[begin Provided material]

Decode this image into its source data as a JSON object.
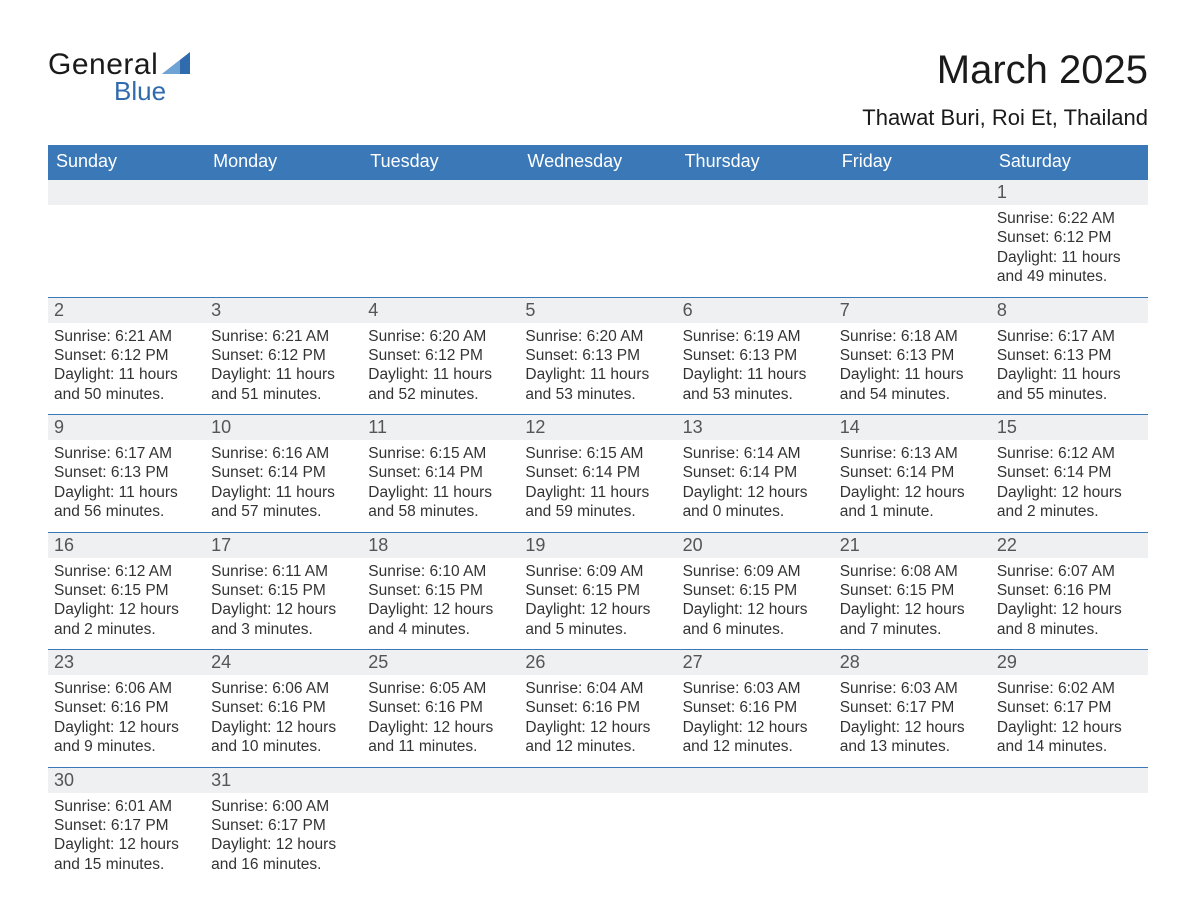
{
  "logo": {
    "text1": "General",
    "text2": "Blue",
    "brand_color": "#2f6bad"
  },
  "header": {
    "month_title": "March 2025",
    "location": "Thawat Buri, Roi Et, Thailand"
  },
  "theme": {
    "header_bg": "#3a78b8",
    "header_text": "#ffffff",
    "daynum_bg": "#eef0f1",
    "text_color": "#333333",
    "border_color": "#3a78b8",
    "page_bg": "#ffffff",
    "title_fontsize": 40,
    "location_fontsize": 22,
    "th_fontsize": 18,
    "daynum_fontsize": 18,
    "detail_fontsize": 15.5
  },
  "weekdays": [
    "Sunday",
    "Monday",
    "Tuesday",
    "Wednesday",
    "Thursday",
    "Friday",
    "Saturday"
  ],
  "weeks": [
    [
      null,
      null,
      null,
      null,
      null,
      null,
      {
        "n": "1",
        "sunrise": "Sunrise: 6:22 AM",
        "sunset": "Sunset: 6:12 PM",
        "daylight": "Daylight: 11 hours and 49 minutes."
      }
    ],
    [
      {
        "n": "2",
        "sunrise": "Sunrise: 6:21 AM",
        "sunset": "Sunset: 6:12 PM",
        "daylight": "Daylight: 11 hours and 50 minutes."
      },
      {
        "n": "3",
        "sunrise": "Sunrise: 6:21 AM",
        "sunset": "Sunset: 6:12 PM",
        "daylight": "Daylight: 11 hours and 51 minutes."
      },
      {
        "n": "4",
        "sunrise": "Sunrise: 6:20 AM",
        "sunset": "Sunset: 6:12 PM",
        "daylight": "Daylight: 11 hours and 52 minutes."
      },
      {
        "n": "5",
        "sunrise": "Sunrise: 6:20 AM",
        "sunset": "Sunset: 6:13 PM",
        "daylight": "Daylight: 11 hours and 53 minutes."
      },
      {
        "n": "6",
        "sunrise": "Sunrise: 6:19 AM",
        "sunset": "Sunset: 6:13 PM",
        "daylight": "Daylight: 11 hours and 53 minutes."
      },
      {
        "n": "7",
        "sunrise": "Sunrise: 6:18 AM",
        "sunset": "Sunset: 6:13 PM",
        "daylight": "Daylight: 11 hours and 54 minutes."
      },
      {
        "n": "8",
        "sunrise": "Sunrise: 6:17 AM",
        "sunset": "Sunset: 6:13 PM",
        "daylight": "Daylight: 11 hours and 55 minutes."
      }
    ],
    [
      {
        "n": "9",
        "sunrise": "Sunrise: 6:17 AM",
        "sunset": "Sunset: 6:13 PM",
        "daylight": "Daylight: 11 hours and 56 minutes."
      },
      {
        "n": "10",
        "sunrise": "Sunrise: 6:16 AM",
        "sunset": "Sunset: 6:14 PM",
        "daylight": "Daylight: 11 hours and 57 minutes."
      },
      {
        "n": "11",
        "sunrise": "Sunrise: 6:15 AM",
        "sunset": "Sunset: 6:14 PM",
        "daylight": "Daylight: 11 hours and 58 minutes."
      },
      {
        "n": "12",
        "sunrise": "Sunrise: 6:15 AM",
        "sunset": "Sunset: 6:14 PM",
        "daylight": "Daylight: 11 hours and 59 minutes."
      },
      {
        "n": "13",
        "sunrise": "Sunrise: 6:14 AM",
        "sunset": "Sunset: 6:14 PM",
        "daylight": "Daylight: 12 hours and 0 minutes."
      },
      {
        "n": "14",
        "sunrise": "Sunrise: 6:13 AM",
        "sunset": "Sunset: 6:14 PM",
        "daylight": "Daylight: 12 hours and 1 minute."
      },
      {
        "n": "15",
        "sunrise": "Sunrise: 6:12 AM",
        "sunset": "Sunset: 6:14 PM",
        "daylight": "Daylight: 12 hours and 2 minutes."
      }
    ],
    [
      {
        "n": "16",
        "sunrise": "Sunrise: 6:12 AM",
        "sunset": "Sunset: 6:15 PM",
        "daylight": "Daylight: 12 hours and 2 minutes."
      },
      {
        "n": "17",
        "sunrise": "Sunrise: 6:11 AM",
        "sunset": "Sunset: 6:15 PM",
        "daylight": "Daylight: 12 hours and 3 minutes."
      },
      {
        "n": "18",
        "sunrise": "Sunrise: 6:10 AM",
        "sunset": "Sunset: 6:15 PM",
        "daylight": "Daylight: 12 hours and 4 minutes."
      },
      {
        "n": "19",
        "sunrise": "Sunrise: 6:09 AM",
        "sunset": "Sunset: 6:15 PM",
        "daylight": "Daylight: 12 hours and 5 minutes."
      },
      {
        "n": "20",
        "sunrise": "Sunrise: 6:09 AM",
        "sunset": "Sunset: 6:15 PM",
        "daylight": "Daylight: 12 hours and 6 minutes."
      },
      {
        "n": "21",
        "sunrise": "Sunrise: 6:08 AM",
        "sunset": "Sunset: 6:15 PM",
        "daylight": "Daylight: 12 hours and 7 minutes."
      },
      {
        "n": "22",
        "sunrise": "Sunrise: 6:07 AM",
        "sunset": "Sunset: 6:16 PM",
        "daylight": "Daylight: 12 hours and 8 minutes."
      }
    ],
    [
      {
        "n": "23",
        "sunrise": "Sunrise: 6:06 AM",
        "sunset": "Sunset: 6:16 PM",
        "daylight": "Daylight: 12 hours and 9 minutes."
      },
      {
        "n": "24",
        "sunrise": "Sunrise: 6:06 AM",
        "sunset": "Sunset: 6:16 PM",
        "daylight": "Daylight: 12 hours and 10 minutes."
      },
      {
        "n": "25",
        "sunrise": "Sunrise: 6:05 AM",
        "sunset": "Sunset: 6:16 PM",
        "daylight": "Daylight: 12 hours and 11 minutes."
      },
      {
        "n": "26",
        "sunrise": "Sunrise: 6:04 AM",
        "sunset": "Sunset: 6:16 PM",
        "daylight": "Daylight: 12 hours and 12 minutes."
      },
      {
        "n": "27",
        "sunrise": "Sunrise: 6:03 AM",
        "sunset": "Sunset: 6:16 PM",
        "daylight": "Daylight: 12 hours and 12 minutes."
      },
      {
        "n": "28",
        "sunrise": "Sunrise: 6:03 AM",
        "sunset": "Sunset: 6:17 PM",
        "daylight": "Daylight: 12 hours and 13 minutes."
      },
      {
        "n": "29",
        "sunrise": "Sunrise: 6:02 AM",
        "sunset": "Sunset: 6:17 PM",
        "daylight": "Daylight: 12 hours and 14 minutes."
      }
    ],
    [
      {
        "n": "30",
        "sunrise": "Sunrise: 6:01 AM",
        "sunset": "Sunset: 6:17 PM",
        "daylight": "Daylight: 12 hours and 15 minutes."
      },
      {
        "n": "31",
        "sunrise": "Sunrise: 6:00 AM",
        "sunset": "Sunset: 6:17 PM",
        "daylight": "Daylight: 12 hours and 16 minutes."
      },
      null,
      null,
      null,
      null,
      null
    ]
  ]
}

[end Provided material]

What needs to be done:
Return each line of the data, keeping its wording exact and omitting pictures.

Response below:
Decode this image into its source data as a JSON object.
{
  "logo": {
    "text1": "General",
    "text2": "Blue",
    "brand_color": "#2f6bad"
  },
  "header": {
    "month_title": "March 2025",
    "location": "Thawat Buri, Roi Et, Thailand"
  },
  "theme": {
    "header_bg": "#3a78b8",
    "header_text": "#ffffff",
    "daynum_bg": "#eef0f1",
    "text_color": "#333333",
    "border_color": "#3a78b8",
    "page_bg": "#ffffff",
    "title_fontsize": 40,
    "location_fontsize": 22,
    "th_fontsize": 18,
    "daynum_fontsize": 18,
    "detail_fontsize": 15.5
  },
  "weekdays": [
    "Sunday",
    "Monday",
    "Tuesday",
    "Wednesday",
    "Thursday",
    "Friday",
    "Saturday"
  ],
  "weeks": [
    [
      null,
      null,
      null,
      null,
      null,
      null,
      {
        "n": "1",
        "sunrise": "Sunrise: 6:22 AM",
        "sunset": "Sunset: 6:12 PM",
        "daylight": "Daylight: 11 hours and 49 minutes."
      }
    ],
    [
      {
        "n": "2",
        "sunrise": "Sunrise: 6:21 AM",
        "sunset": "Sunset: 6:12 PM",
        "daylight": "Daylight: 11 hours and 50 minutes."
      },
      {
        "n": "3",
        "sunrise": "Sunrise: 6:21 AM",
        "sunset": "Sunset: 6:12 PM",
        "daylight": "Daylight: 11 hours and 51 minutes."
      },
      {
        "n": "4",
        "sunrise": "Sunrise: 6:20 AM",
        "sunset": "Sunset: 6:12 PM",
        "daylight": "Daylight: 11 hours and 52 minutes."
      },
      {
        "n": "5",
        "sunrise": "Sunrise: 6:20 AM",
        "sunset": "Sunset: 6:13 PM",
        "daylight": "Daylight: 11 hours and 53 minutes."
      },
      {
        "n": "6",
        "sunrise": "Sunrise: 6:19 AM",
        "sunset": "Sunset: 6:13 PM",
        "daylight": "Daylight: 11 hours and 53 minutes."
      },
      {
        "n": "7",
        "sunrise": "Sunrise: 6:18 AM",
        "sunset": "Sunset: 6:13 PM",
        "daylight": "Daylight: 11 hours and 54 minutes."
      },
      {
        "n": "8",
        "sunrise": "Sunrise: 6:17 AM",
        "sunset": "Sunset: 6:13 PM",
        "daylight": "Daylight: 11 hours and 55 minutes."
      }
    ],
    [
      {
        "n": "9",
        "sunrise": "Sunrise: 6:17 AM",
        "sunset": "Sunset: 6:13 PM",
        "daylight": "Daylight: 11 hours and 56 minutes."
      },
      {
        "n": "10",
        "sunrise": "Sunrise: 6:16 AM",
        "sunset": "Sunset: 6:14 PM",
        "daylight": "Daylight: 11 hours and 57 minutes."
      },
      {
        "n": "11",
        "sunrise": "Sunrise: 6:15 AM",
        "sunset": "Sunset: 6:14 PM",
        "daylight": "Daylight: 11 hours and 58 minutes."
      },
      {
        "n": "12",
        "sunrise": "Sunrise: 6:15 AM",
        "sunset": "Sunset: 6:14 PM",
        "daylight": "Daylight: 11 hours and 59 minutes."
      },
      {
        "n": "13",
        "sunrise": "Sunrise: 6:14 AM",
        "sunset": "Sunset: 6:14 PM",
        "daylight": "Daylight: 12 hours and 0 minutes."
      },
      {
        "n": "14",
        "sunrise": "Sunrise: 6:13 AM",
        "sunset": "Sunset: 6:14 PM",
        "daylight": "Daylight: 12 hours and 1 minute."
      },
      {
        "n": "15",
        "sunrise": "Sunrise: 6:12 AM",
        "sunset": "Sunset: 6:14 PM",
        "daylight": "Daylight: 12 hours and 2 minutes."
      }
    ],
    [
      {
        "n": "16",
        "sunrise": "Sunrise: 6:12 AM",
        "sunset": "Sunset: 6:15 PM",
        "daylight": "Daylight: 12 hours and 2 minutes."
      },
      {
        "n": "17",
        "sunrise": "Sunrise: 6:11 AM",
        "sunset": "Sunset: 6:15 PM",
        "daylight": "Daylight: 12 hours and 3 minutes."
      },
      {
        "n": "18",
        "sunrise": "Sunrise: 6:10 AM",
        "sunset": "Sunset: 6:15 PM",
        "daylight": "Daylight: 12 hours and 4 minutes."
      },
      {
        "n": "19",
        "sunrise": "Sunrise: 6:09 AM",
        "sunset": "Sunset: 6:15 PM",
        "daylight": "Daylight: 12 hours and 5 minutes."
      },
      {
        "n": "20",
        "sunrise": "Sunrise: 6:09 AM",
        "sunset": "Sunset: 6:15 PM",
        "daylight": "Daylight: 12 hours and 6 minutes."
      },
      {
        "n": "21",
        "sunrise": "Sunrise: 6:08 AM",
        "sunset": "Sunset: 6:15 PM",
        "daylight": "Daylight: 12 hours and 7 minutes."
      },
      {
        "n": "22",
        "sunrise": "Sunrise: 6:07 AM",
        "sunset": "Sunset: 6:16 PM",
        "daylight": "Daylight: 12 hours and 8 minutes."
      }
    ],
    [
      {
        "n": "23",
        "sunrise": "Sunrise: 6:06 AM",
        "sunset": "Sunset: 6:16 PM",
        "daylight": "Daylight: 12 hours and 9 minutes."
      },
      {
        "n": "24",
        "sunrise": "Sunrise: 6:06 AM",
        "sunset": "Sunset: 6:16 PM",
        "daylight": "Daylight: 12 hours and 10 minutes."
      },
      {
        "n": "25",
        "sunrise": "Sunrise: 6:05 AM",
        "sunset": "Sunset: 6:16 PM",
        "daylight": "Daylight: 12 hours and 11 minutes."
      },
      {
        "n": "26",
        "sunrise": "Sunrise: 6:04 AM",
        "sunset": "Sunset: 6:16 PM",
        "daylight": "Daylight: 12 hours and 12 minutes."
      },
      {
        "n": "27",
        "sunrise": "Sunrise: 6:03 AM",
        "sunset": "Sunset: 6:16 PM",
        "daylight": "Daylight: 12 hours and 12 minutes."
      },
      {
        "n": "28",
        "sunrise": "Sunrise: 6:03 AM",
        "sunset": "Sunset: 6:17 PM",
        "daylight": "Daylight: 12 hours and 13 minutes."
      },
      {
        "n": "29",
        "sunrise": "Sunrise: 6:02 AM",
        "sunset": "Sunset: 6:17 PM",
        "daylight": "Daylight: 12 hours and 14 minutes."
      }
    ],
    [
      {
        "n": "30",
        "sunrise": "Sunrise: 6:01 AM",
        "sunset": "Sunset: 6:17 PM",
        "daylight": "Daylight: 12 hours and 15 minutes."
      },
      {
        "n": "31",
        "sunrise": "Sunrise: 6:00 AM",
        "sunset": "Sunset: 6:17 PM",
        "daylight": "Daylight: 12 hours and 16 minutes."
      },
      null,
      null,
      null,
      null,
      null
    ]
  ]
}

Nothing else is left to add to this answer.